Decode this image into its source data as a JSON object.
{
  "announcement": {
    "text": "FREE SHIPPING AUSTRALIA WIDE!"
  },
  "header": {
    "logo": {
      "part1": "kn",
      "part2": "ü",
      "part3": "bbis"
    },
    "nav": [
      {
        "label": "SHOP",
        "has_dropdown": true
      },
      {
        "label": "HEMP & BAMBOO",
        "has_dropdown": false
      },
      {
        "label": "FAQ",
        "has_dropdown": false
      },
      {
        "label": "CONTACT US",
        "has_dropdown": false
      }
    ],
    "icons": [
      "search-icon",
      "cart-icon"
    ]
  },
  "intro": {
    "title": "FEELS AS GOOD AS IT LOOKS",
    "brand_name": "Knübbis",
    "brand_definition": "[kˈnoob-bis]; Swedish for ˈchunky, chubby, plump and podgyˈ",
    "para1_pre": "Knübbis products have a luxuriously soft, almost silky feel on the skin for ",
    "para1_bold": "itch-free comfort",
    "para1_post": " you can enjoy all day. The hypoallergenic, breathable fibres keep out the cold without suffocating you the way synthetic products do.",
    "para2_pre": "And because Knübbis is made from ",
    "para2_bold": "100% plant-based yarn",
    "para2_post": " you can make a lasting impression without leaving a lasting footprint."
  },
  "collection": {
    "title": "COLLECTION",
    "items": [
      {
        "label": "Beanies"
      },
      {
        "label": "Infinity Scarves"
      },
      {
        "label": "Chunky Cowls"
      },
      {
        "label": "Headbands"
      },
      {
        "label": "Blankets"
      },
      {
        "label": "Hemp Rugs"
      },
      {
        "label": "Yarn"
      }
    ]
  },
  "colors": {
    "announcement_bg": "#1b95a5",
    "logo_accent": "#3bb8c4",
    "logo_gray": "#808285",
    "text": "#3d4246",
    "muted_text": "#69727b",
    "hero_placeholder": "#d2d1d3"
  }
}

## Written instruction
Print the complete listing again, exactly as it stands.

## Solution below
Decode this image into its source data as a JSON object.
{
  "announcement": {
    "text": "FREE SHIPPING AUSTRALIA WIDE!"
  },
  "header": {
    "logo": {
      "part1": "kn",
      "part2": "ü",
      "part3": "bbis"
    },
    "nav": [
      {
        "label": "SHOP",
        "has_dropdown": true
      },
      {
        "label": "HEMP & BAMBOO",
        "has_dropdown": false
      },
      {
        "label": "FAQ",
        "has_dropdown": false
      },
      {
        "label": "CONTACT US",
        "has_dropdown": false
      }
    ],
    "icons": [
      "search-icon",
      "cart-icon"
    ]
  },
  "intro": {
    "title": "FEELS AS GOOD AS IT LOOKS",
    "brand_name": "Knübbis",
    "brand_definition": "[kˈnoob-bis]; Swedish for ˈchunky, chubby, plump and podgyˈ",
    "para1_pre": "Knübbis products have a luxuriously soft, almost silky feel on the skin for ",
    "para1_bold": "itch-free comfort",
    "para1_post": " you can enjoy all day. The hypoallergenic, breathable fibres keep out the cold without suffocating you the way synthetic products do.",
    "para2_pre": "And because Knübbis is made from ",
    "para2_bold": "100% plant-based yarn",
    "para2_post": " you can make a lasting impression without leaving a lasting footprint."
  },
  "collection": {
    "title": "COLLECTION",
    "items": [
      {
        "label": "Beanies"
      },
      {
        "label": "Infinity Scarves"
      },
      {
        "label": "Chunky Cowls"
      },
      {
        "label": "Headbands"
      },
      {
        "label": "Blankets"
      },
      {
        "label": "Hemp Rugs"
      },
      {
        "label": "Yarn"
      }
    ]
  },
  "colors": {
    "announcement_bg": "#1b95a5",
    "logo_accent": "#3bb8c4",
    "logo_gray": "#808285",
    "text": "#3d4246",
    "muted_text": "#69727b",
    "hero_placeholder": "#d2d1d3"
  }
}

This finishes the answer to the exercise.